Goal: Where does the string "content" appear? Copy every line of the entries below that holds it.

## START Supplied data

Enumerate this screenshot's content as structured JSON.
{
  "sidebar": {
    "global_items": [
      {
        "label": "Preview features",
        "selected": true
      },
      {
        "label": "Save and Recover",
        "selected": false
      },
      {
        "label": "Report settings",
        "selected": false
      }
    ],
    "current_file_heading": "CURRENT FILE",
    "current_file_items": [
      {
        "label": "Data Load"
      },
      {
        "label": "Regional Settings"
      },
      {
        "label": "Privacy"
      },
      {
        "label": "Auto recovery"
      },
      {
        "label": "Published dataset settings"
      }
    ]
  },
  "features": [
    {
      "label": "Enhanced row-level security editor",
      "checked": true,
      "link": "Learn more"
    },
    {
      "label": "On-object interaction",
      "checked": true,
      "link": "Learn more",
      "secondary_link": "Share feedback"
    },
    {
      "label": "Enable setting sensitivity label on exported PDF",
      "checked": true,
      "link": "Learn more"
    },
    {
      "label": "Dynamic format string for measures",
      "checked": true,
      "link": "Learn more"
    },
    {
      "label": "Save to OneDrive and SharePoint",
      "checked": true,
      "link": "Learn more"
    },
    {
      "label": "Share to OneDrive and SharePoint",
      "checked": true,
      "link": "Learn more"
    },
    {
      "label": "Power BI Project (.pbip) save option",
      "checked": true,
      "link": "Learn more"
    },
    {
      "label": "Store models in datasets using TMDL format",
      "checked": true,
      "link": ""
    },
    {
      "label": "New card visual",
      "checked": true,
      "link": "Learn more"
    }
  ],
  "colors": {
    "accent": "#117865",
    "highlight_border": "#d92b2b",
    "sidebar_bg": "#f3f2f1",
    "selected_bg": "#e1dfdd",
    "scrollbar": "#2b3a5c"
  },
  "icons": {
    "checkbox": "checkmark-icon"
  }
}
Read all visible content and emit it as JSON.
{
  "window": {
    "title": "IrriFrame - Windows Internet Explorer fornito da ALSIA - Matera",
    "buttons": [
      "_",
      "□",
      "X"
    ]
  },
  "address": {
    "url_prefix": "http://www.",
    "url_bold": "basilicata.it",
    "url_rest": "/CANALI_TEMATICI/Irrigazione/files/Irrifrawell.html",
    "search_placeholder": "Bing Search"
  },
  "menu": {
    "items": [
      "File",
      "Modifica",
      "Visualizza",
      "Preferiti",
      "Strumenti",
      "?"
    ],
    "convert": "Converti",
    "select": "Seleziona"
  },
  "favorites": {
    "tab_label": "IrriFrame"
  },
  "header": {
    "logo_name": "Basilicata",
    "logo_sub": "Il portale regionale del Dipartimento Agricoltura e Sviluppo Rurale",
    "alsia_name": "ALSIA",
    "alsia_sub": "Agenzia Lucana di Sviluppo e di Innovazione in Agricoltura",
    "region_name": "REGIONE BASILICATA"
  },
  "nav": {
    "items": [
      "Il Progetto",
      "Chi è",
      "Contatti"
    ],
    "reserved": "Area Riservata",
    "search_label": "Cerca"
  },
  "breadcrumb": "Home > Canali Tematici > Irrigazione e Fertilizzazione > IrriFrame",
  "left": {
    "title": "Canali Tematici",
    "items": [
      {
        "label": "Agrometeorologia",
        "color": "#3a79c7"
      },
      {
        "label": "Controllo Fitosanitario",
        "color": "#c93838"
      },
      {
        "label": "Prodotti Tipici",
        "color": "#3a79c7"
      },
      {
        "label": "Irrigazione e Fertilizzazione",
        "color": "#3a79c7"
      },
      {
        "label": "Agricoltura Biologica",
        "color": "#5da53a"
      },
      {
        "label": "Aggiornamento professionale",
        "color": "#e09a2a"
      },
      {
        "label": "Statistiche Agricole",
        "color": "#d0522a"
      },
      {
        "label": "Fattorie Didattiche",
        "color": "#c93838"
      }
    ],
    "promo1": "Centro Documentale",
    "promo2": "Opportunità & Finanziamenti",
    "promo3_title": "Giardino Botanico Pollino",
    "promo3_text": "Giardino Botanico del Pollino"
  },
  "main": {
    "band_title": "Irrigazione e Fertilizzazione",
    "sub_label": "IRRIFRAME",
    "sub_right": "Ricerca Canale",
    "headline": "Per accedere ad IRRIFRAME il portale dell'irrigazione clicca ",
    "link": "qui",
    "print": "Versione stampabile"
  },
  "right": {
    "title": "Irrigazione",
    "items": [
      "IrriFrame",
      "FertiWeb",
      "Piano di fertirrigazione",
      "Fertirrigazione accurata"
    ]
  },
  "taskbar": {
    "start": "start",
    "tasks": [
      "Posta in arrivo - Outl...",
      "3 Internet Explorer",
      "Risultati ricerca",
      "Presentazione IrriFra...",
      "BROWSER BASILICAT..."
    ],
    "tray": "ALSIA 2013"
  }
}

## END Supplied data

Expected output:
Enumerate this screenshot's content as structured JSON.
Read all visible content and emit it as JSON.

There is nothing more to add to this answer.